Aim of the task:
Each entry below must be repeated word for word.

(Saved entries)

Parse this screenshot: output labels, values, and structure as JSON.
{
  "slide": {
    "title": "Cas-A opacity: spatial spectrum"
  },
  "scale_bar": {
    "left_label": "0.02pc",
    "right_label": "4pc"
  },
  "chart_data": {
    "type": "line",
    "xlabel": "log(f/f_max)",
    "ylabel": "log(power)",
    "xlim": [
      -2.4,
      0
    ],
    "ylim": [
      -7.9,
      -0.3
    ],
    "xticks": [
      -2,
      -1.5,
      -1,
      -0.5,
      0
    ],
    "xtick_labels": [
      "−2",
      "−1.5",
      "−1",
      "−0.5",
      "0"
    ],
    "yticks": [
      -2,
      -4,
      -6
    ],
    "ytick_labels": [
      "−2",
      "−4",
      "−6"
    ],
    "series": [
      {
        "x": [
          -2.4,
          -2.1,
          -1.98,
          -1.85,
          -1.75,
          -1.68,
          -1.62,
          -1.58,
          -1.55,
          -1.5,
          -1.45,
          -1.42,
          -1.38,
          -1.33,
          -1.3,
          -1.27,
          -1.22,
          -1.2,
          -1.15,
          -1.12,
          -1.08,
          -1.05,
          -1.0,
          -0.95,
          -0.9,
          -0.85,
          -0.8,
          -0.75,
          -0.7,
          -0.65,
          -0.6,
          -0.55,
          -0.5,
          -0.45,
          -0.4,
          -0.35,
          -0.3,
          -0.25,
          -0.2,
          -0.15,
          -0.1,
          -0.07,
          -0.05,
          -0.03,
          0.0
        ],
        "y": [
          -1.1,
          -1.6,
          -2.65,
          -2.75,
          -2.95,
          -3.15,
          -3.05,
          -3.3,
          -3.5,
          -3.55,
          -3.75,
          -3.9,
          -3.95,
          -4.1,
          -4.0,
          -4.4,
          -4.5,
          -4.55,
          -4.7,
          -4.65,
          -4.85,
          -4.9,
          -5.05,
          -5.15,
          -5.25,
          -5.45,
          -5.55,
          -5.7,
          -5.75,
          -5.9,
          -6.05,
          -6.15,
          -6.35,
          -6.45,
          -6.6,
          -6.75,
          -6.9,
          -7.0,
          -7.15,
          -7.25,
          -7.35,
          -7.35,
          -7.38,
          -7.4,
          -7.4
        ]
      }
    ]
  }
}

Answer to the problem:
Parse this screenshot: output labels, values, and structure as JSON.
{
  "slide": {
    "title": "Cas-A opacity: spatial spectrum"
  },
  "scale_bar": {
    "left_label": "0.02pc",
    "right_label": "4pc"
  },
  "chart_data": {
    "type": "line",
    "xlabel": "log(f/f_max)",
    "ylabel": "log(power)",
    "xlim": [
      -2.4,
      0
    ],
    "ylim": [
      -7.9,
      -0.3
    ],
    "xticks": [
      -2,
      -1.5,
      -1,
      -0.5,
      0
    ],
    "xtick_labels": [
      "−2",
      "−1.5",
      "−1",
      "−0.5",
      "0"
    ],
    "yticks": [
      -2,
      -4,
      -6
    ],
    "ytick_labels": [
      "−2",
      "−4",
      "−6"
    ],
    "series": [
      {
        "x": [
          -2.4,
          -2.1,
          -1.98,
          -1.85,
          -1.75,
          -1.68,
          -1.62,
          -1.58,
          -1.55,
          -1.5,
          -1.45,
          -1.42,
          -1.38,
          -1.33,
          -1.3,
          -1.27,
          -1.22,
          -1.2,
          -1.15,
          -1.12,
          -1.08,
          -1.05,
          -1.0,
          -0.95,
          -0.9,
          -0.85,
          -0.8,
          -0.75,
          -0.7,
          -0.65,
          -0.6,
          -0.55,
          -0.5,
          -0.45,
          -0.4,
          -0.35,
          -0.3,
          -0.25,
          -0.2,
          -0.15,
          -0.1,
          -0.07,
          -0.05,
          -0.03,
          0.0
        ],
        "y": [
          -1.1,
          -1.6,
          -2.65,
          -2.75,
          -2.95,
          -3.15,
          -3.05,
          -3.3,
          -3.5,
          -3.55,
          -3.75,
          -3.9,
          -3.95,
          -4.1,
          -4.0,
          -4.4,
          -4.5,
          -4.55,
          -4.7,
          -4.65,
          -4.85,
          -4.9,
          -5.05,
          -5.15,
          -5.25,
          -5.45,
          -5.55,
          -5.7,
          -5.75,
          -5.9,
          -6.05,
          -6.15,
          -6.35,
          -6.45,
          -6.6,
          -6.75,
          -6.9,
          -7.0,
          -7.15,
          -7.25,
          -7.35,
          -7.35,
          -7.38,
          -7.4,
          -7.4
        ]
      }
    ]
  }
}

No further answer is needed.